● Short problem: Each line of the data that includes the string "вашия" is to be copied out.

Items from a dataset:

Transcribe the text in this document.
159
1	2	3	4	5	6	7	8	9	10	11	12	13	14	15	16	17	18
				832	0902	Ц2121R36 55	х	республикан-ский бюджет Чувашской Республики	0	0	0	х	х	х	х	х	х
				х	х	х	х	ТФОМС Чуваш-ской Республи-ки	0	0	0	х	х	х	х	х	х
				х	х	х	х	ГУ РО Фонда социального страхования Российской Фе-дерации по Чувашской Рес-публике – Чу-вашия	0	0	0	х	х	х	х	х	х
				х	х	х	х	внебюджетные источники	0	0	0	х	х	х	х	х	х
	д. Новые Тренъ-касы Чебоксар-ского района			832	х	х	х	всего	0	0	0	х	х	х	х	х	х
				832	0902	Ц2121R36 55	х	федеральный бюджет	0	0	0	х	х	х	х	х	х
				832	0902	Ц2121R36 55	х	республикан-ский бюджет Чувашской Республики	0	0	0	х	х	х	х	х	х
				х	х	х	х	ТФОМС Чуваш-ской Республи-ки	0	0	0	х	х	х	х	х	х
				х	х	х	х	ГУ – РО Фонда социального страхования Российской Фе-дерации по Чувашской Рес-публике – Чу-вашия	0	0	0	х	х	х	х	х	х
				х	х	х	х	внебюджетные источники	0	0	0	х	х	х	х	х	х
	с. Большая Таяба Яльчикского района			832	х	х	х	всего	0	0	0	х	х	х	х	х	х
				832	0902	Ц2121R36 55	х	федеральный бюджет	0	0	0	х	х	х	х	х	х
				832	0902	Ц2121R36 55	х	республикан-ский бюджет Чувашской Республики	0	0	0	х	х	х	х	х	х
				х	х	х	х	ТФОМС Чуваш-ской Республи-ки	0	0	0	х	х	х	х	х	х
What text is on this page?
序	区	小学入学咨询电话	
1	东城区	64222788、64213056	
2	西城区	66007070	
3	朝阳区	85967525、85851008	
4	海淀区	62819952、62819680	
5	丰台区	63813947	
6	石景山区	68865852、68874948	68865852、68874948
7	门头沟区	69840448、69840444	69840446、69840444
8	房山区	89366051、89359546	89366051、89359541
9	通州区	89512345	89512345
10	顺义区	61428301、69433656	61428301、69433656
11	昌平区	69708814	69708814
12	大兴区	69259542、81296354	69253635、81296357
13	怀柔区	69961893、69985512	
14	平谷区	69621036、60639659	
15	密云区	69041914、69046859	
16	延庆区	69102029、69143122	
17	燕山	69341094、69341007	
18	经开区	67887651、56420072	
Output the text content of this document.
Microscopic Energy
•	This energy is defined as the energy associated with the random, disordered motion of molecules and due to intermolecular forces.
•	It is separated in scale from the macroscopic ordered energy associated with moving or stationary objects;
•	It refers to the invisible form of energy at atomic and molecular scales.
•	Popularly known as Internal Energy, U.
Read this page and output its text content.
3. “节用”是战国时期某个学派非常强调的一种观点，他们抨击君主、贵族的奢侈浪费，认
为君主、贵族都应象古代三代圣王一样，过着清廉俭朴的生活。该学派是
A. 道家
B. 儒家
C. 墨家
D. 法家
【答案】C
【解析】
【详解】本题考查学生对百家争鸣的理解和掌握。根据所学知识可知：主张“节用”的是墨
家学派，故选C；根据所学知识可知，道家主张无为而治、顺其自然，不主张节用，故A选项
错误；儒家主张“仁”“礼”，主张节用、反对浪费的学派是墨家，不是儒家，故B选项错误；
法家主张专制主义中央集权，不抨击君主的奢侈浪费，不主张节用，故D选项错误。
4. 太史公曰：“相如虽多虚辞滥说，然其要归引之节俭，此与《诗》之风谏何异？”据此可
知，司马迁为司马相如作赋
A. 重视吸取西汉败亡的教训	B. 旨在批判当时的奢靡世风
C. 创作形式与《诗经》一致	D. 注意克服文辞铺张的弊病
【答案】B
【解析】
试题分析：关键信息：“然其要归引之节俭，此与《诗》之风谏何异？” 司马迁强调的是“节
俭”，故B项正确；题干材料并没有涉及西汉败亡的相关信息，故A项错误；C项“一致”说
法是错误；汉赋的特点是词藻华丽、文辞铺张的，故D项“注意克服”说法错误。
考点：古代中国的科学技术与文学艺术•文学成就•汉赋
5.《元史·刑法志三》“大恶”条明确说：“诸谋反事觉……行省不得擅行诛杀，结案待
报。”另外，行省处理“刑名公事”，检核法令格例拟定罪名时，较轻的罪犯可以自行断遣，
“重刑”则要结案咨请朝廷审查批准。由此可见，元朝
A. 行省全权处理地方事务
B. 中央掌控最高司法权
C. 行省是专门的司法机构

● The output:
				х	х	х	х	ГУ РО Фонда социального страхования Российской Фе-дерации по Чувашской Рес-публике – Чу-вашия	0	0	0	х	х	х	х	х	х
				х	х	х	х	ГУ – РО Фонда социального страхования Российской Фе-дерации по Чувашской Рес-публике – Чу-вашия	0	0	0	х	х	х	х	х	х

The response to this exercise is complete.